══ DATA TO PROCESS ══

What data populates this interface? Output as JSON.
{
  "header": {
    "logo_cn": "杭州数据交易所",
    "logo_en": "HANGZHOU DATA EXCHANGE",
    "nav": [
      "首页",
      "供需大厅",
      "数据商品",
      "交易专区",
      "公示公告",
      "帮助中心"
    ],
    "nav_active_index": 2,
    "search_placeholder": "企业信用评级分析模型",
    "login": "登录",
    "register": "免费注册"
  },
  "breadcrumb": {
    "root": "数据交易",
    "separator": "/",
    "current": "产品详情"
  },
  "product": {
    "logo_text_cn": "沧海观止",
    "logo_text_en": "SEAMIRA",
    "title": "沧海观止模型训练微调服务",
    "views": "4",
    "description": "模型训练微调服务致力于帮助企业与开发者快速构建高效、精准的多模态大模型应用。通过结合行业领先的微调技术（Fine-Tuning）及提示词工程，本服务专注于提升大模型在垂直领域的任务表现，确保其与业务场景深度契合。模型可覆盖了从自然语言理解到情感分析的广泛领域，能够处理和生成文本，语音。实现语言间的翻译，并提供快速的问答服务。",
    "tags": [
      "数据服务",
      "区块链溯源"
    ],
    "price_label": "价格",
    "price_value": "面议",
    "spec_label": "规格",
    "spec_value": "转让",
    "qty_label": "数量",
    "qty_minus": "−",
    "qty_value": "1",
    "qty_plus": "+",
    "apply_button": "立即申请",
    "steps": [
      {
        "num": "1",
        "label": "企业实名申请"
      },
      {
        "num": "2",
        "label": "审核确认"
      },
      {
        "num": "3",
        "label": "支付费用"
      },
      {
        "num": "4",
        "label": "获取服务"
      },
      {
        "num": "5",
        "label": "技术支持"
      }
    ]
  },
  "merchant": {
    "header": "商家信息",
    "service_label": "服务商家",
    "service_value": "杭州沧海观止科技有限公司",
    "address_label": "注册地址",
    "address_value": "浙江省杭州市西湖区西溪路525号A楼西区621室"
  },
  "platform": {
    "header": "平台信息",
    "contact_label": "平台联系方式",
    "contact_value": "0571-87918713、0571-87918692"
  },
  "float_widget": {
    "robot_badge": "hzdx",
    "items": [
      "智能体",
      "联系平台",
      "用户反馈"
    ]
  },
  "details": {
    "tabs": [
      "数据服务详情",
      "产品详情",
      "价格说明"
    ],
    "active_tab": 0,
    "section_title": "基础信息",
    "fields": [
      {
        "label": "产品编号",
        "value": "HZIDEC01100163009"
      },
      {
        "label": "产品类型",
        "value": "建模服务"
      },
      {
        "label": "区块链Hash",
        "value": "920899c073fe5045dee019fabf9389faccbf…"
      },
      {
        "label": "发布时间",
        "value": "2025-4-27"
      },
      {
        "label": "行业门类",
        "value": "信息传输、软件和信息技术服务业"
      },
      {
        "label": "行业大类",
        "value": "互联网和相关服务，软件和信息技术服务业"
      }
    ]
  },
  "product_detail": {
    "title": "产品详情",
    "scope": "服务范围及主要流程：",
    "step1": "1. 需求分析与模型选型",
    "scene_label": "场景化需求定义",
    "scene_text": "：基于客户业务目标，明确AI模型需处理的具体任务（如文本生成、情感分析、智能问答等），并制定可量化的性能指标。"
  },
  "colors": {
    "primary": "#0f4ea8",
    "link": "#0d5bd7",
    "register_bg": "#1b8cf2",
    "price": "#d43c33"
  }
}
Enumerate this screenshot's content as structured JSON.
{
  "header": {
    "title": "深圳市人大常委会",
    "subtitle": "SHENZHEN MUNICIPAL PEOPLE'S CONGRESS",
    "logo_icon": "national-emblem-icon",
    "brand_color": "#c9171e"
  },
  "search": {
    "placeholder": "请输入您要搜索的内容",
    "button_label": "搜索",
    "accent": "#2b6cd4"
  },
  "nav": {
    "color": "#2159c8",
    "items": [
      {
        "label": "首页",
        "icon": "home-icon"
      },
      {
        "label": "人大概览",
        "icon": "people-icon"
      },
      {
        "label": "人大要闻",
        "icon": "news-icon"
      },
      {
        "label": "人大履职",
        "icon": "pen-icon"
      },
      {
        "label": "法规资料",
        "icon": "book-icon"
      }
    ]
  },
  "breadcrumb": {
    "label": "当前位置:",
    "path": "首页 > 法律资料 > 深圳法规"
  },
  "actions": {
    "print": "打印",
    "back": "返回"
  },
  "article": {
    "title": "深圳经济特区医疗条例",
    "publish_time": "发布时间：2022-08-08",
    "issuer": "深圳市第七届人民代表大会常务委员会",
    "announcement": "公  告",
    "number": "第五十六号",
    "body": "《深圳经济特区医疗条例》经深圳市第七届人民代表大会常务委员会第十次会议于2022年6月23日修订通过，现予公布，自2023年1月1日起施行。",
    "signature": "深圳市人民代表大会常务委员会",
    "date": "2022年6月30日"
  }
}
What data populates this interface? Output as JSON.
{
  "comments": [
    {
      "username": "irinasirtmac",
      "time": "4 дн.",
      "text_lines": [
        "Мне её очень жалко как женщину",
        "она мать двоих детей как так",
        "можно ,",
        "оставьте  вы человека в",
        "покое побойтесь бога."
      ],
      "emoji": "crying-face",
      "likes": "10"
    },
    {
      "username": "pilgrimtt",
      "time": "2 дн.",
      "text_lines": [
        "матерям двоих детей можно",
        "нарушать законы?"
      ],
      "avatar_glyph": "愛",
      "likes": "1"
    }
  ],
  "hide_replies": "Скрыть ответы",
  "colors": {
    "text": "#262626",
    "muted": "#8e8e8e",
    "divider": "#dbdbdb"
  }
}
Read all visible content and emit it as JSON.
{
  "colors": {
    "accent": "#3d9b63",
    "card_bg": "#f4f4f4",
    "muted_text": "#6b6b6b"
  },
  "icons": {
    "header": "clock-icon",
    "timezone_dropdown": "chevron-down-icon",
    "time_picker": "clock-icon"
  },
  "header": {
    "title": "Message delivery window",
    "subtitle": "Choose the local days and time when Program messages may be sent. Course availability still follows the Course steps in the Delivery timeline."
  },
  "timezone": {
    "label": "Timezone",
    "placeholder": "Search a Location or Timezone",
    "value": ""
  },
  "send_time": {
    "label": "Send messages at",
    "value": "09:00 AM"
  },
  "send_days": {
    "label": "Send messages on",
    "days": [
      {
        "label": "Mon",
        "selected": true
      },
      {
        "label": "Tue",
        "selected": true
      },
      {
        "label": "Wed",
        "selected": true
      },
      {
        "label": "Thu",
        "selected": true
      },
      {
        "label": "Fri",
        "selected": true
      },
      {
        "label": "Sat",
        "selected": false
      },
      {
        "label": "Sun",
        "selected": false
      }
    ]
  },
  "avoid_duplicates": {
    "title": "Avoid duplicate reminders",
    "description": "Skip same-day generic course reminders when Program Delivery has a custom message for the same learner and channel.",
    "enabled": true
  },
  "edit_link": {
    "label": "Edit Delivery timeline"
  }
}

═══

TASK STATEMENT: Quote every line of the data, word for word.

EXERCISE ANSWER:
What data populates this interface? Output as JSON.
{
  "header": {
    "logo_cn": "杭州数据交易所",
    "logo_en": "HANGZHOU DATA EXCHANGE",
    "nav": [
      "首页",
      "供需大厅",
      "数据商品",
      "交易专区",
      "公示公告",
      "帮助中心"
    ],
    "nav_active_index": 2,
    "search_placeholder": "企业信用评级分析模型",
    "login": "登录",
    "register": "免费注册"
  },
  "breadcrumb": {
    "root": "数据交易",
    "separator": "/",
    "current": "产品详情"
  },
  "product": {
    "logo_text_cn": "沧海观止",
    "logo_text_en": "SEAMIRA",
    "title": "沧海观止模型训练微调服务",
    "views": "4",
    "description": "模型训练微调服务致力于帮助企业与开发者快速构建高效、精准的多模态大模型应用。通过结合行业领先的微调技术（Fine-Tuning）及提示词工程，本服务专注于提升大模型在垂直领域的任务表现，确保其与业务场景深度契合。模型可覆盖了从自然语言理解到情感分析的广泛领域，能够处理和生成文本，语音。实现语言间的翻译，并提供快速的问答服务。",
    "tags": [
      "数据服务",
      "区块链溯源"
    ],
    "price_label": "价格",
    "price_value": "面议",
    "spec_label": "规格",
    "spec_value": "转让",
    "qty_label": "数量",
    "qty_minus": "−",
    "qty_value": "1",
    "qty_plus": "+",
    "apply_button": "立即申请",
    "steps": [
      {
        "num": "1",
        "label": "企业实名申请"
      },
      {
        "num": "2",
        "label": "审核确认"
      },
      {
        "num": "3",
        "label": "支付费用"
      },
      {
        "num": "4",
        "label": "获取服务"
      },
      {
        "num": "5",
        "label": "技术支持"
      }
    ]
  },
  "merchant": {
    "header": "商家信息",
    "service_label": "服务商家",
    "service_value": "杭州沧海观止科技有限公司",
    "address_label": "注册地址",
    "address_value": "浙江省杭州市西湖区西溪路525号A楼西区621室"
  },
  "platform": {
    "header": "平台信息",
    "contact_label": "平台联系方式",
    "contact_value": "0571-87918713、0571-87918692"
  },
  "float_widget": {
    "robot_badge": "hzdx",
    "items": [
      "智能体",
      "联系平台",
      "用户反馈"
    ]
  },
  "details": {
    "tabs": [
      "数据服务详情",
      "产品详情",
      "价格说明"
    ],
    "active_tab": 0,
    "section_title": "基础信息",
    "fields": [
      {
        "label": "产品编号",
        "value": "HZIDEC01100163009"
      },
      {
        "label": "产品类型",
        "value": "建模服务"
      },
      {
        "label": "区块链Hash",
        "value": "920899c073fe5045dee019fabf9389faccbf…"
      },
      {
        "label": "发布时间",
        "value": "2025-4-27"
      },
      {
        "label": "行业门类",
        "value": "信息传输、软件和信息技术服务业"
      },
      {
        "label": "行业大类",
        "value": "互联网和相关服务，软件和信息技术服务业"
      }
    ]
  },
  "product_detail": {
    "title": "产品详情",
    "scope": "服务范围及主要流程：",
    "step1": "1. 需求分析与模型选型",
    "scene_label": "场景化需求定义",
    "scene_text": "：基于客户业务目标，明确AI模型需处理的具体任务（如文本生成、情感分析、智能问答等），并制定可量化的性能指标。"
  },
  "colors": {
    "primary": "#0f4ea8",
    "link": "#0d5bd7",
    "register_bg": "#1b8cf2",
    "price": "#d43c33"
  }
}
Enumerate this screenshot's content as structured JSON.
{
  "header": {
    "title": "深圳市人大常委会",
    "subtitle": "SHENZHEN MUNICIPAL PEOPLE'S CONGRESS",
    "logo_icon": "national-emblem-icon",
    "brand_color": "#c9171e"
  },
  "search": {
    "placeholder": "请输入您要搜索的内容",
    "button_label": "搜索",
    "accent": "#2b6cd4"
  },
  "nav": {
    "color": "#2159c8",
    "items": [
      {
        "label": "首页",
        "icon": "home-icon"
      },
      {
        "label": "人大概览",
        "icon": "people-icon"
      },
      {
        "label": "人大要闻",
        "icon": "news-icon"
      },
      {
        "label": "人大履职",
        "icon": "pen-icon"
      },
      {
        "label": "法规资料",
        "icon": "book-icon"
      }
    ]
  },
  "breadcrumb": {
    "label": "当前位置:",
    "path": "首页 > 法律资料 > 深圳法规"
  },
  "actions": {
    "print": "打印",
    "back": "返回"
  },
  "article": {
    "title": "深圳经济特区医疗条例",
    "publish_time": "发布时间：2022-08-08",
    "issuer": "深圳市第七届人民代表大会常务委员会",
    "announcement": "公  告",
    "number": "第五十六号",
    "body": "《深圳经济特区医疗条例》经深圳市第七届人民代表大会常务委员会第十次会议于2022年6月23日修订通过，现予公布，自2023年1月1日起施行。",
    "signature": "深圳市人民代表大会常务委员会",
    "date": "2022年6月30日"
  }
}
What data populates this interface? Output as JSON.
{
  "comments": [
    {
      "username": "irinasirtmac",
      "time": "4 дн.",
      "text_lines": [
        "Мне её очень жалко как женщину",
        "она мать двоих детей как так",
        "можно ,",
        "оставьте  вы человека в",
        "покое побойтесь бога."
      ],
      "emoji": "crying-face",
      "likes": "10"
    },
    {
      "username": "pilgrimtt",
      "time": "2 дн.",
      "text_lines": [
        "матерям двоих детей можно",
        "нарушать законы?"
      ],
      "avatar_glyph": "愛",
      "likes": "1"
    }
  ],
  "hide_replies": "Скрыть ответы",
  "colors": {
    "text": "#262626",
    "muted": "#8e8e8e",
    "divider": "#dbdbdb"
  }
}
Read all visible content and emit it as JSON.
{
  "colors": {
    "accent": "#3d9b63",
    "card_bg": "#f4f4f4",
    "muted_text": "#6b6b6b"
  },
  "icons": {
    "header": "clock-icon",
    "timezone_dropdown": "chevron-down-icon",
    "time_picker": "clock-icon"
  },
  "header": {
    "title": "Message delivery window",
    "subtitle": "Choose the local days and time when Program messages may be sent. Course availability still follows the Course steps in the Delivery timeline."
  },
  "timezone": {
    "label": "Timezone",
    "placeholder": "Search a Location or Timezone",
    "value": ""
  },
  "send_time": {
    "label": "Send messages at",
    "value": "09:00 AM"
  },
  "send_days": {
    "label": "Send messages on",
    "days": [
      {
        "label": "Mon",
        "selected": true
      },
      {
        "label": "Tue",
        "selected": true
      },
      {
        "label": "Wed",
        "selected": true
      },
      {
        "label": "Thu",
        "selected": true
      },
      {
        "label": "Fri",
        "selected": true
      },
      {
        "label": "Sat",
        "selected": false
      },
      {
        "label": "Sun",
        "selected": false
      }
    ]
  },
  "avoid_duplicates": {
    "title": "Avoid duplicate reminders",
    "description": "Skip same-day generic course reminders when Program Delivery has a custom message for the same learner and channel.",
    "enabled": true
  },
  "edit_link": {
    "label": "Edit Delivery timeline"
  }
}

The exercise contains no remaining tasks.